● **GIVEN RECORDS**:

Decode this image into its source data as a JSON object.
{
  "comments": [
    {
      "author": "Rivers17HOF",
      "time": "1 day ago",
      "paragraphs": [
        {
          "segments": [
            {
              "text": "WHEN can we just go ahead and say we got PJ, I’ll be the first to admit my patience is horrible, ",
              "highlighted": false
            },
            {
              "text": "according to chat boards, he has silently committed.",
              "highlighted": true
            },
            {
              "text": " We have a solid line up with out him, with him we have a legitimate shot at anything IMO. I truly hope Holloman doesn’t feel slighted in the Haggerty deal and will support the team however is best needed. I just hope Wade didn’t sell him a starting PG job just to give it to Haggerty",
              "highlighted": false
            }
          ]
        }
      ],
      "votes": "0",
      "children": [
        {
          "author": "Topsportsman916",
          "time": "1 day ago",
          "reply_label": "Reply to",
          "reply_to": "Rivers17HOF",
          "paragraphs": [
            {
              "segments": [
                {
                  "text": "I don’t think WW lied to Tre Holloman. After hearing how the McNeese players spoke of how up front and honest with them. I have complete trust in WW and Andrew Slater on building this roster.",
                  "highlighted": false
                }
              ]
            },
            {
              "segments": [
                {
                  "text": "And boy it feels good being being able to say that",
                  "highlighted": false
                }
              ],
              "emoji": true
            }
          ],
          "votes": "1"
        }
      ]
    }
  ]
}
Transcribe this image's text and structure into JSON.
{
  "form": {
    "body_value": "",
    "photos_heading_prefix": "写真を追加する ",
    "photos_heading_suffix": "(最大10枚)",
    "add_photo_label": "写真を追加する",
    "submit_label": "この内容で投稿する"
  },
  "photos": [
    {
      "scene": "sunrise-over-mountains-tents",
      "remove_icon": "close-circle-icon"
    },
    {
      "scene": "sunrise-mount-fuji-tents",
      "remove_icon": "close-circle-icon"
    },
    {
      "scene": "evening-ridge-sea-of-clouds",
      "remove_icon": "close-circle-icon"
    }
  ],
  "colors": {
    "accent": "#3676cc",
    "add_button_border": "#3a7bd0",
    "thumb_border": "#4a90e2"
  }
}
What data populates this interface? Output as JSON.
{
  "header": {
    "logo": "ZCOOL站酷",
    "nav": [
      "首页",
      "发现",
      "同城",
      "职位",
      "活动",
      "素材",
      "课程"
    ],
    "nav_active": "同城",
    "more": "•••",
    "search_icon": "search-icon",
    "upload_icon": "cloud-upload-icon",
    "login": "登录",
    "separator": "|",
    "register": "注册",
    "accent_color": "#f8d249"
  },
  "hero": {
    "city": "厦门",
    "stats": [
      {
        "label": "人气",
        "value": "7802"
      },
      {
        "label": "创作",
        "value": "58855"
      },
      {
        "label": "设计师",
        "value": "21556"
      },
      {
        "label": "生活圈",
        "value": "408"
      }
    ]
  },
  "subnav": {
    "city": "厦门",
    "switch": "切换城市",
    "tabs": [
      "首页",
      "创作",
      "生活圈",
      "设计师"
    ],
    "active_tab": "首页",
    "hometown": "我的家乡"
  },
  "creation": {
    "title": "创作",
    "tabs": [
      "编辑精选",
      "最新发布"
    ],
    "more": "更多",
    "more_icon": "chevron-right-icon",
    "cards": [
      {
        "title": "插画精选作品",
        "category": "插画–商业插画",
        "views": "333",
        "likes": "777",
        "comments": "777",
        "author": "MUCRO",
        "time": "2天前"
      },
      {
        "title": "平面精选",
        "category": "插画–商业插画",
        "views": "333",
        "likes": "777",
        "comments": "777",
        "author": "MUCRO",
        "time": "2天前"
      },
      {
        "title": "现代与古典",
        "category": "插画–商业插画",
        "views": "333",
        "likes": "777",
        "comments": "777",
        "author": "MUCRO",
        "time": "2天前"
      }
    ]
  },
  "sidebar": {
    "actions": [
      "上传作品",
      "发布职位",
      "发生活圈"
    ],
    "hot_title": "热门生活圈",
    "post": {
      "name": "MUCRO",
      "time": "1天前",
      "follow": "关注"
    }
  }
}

● **DIRECTION**:
Extract every line that has the string "text" in it.

● **REPLY TO THE TASK**:
              "text": "WHEN can we just go ahead and say we got PJ, I’ll be the first to admit my patience is horrible, ",
              "text": "according to chat boards, he has silently committed.",
              "text": " We have a solid line up with out him, with him we have a legitimate shot at anything IMO. I truly hope Holloman doesn’t feel slighted in the Haggerty deal and will support the team however is best needed. I just hope Wade didn’t sell him a starting PG job just to give it to Haggerty",
                  "text": "I don’t think WW lied to Tre Holloman. After hearing how the McNeese players spoke of how up front and honest with them. I have complete trust in WW and Andrew Slater on building this roster.",
                  "text": "And boy it feels good being being able to say that",
Transcribe this image's text and structure into JSON.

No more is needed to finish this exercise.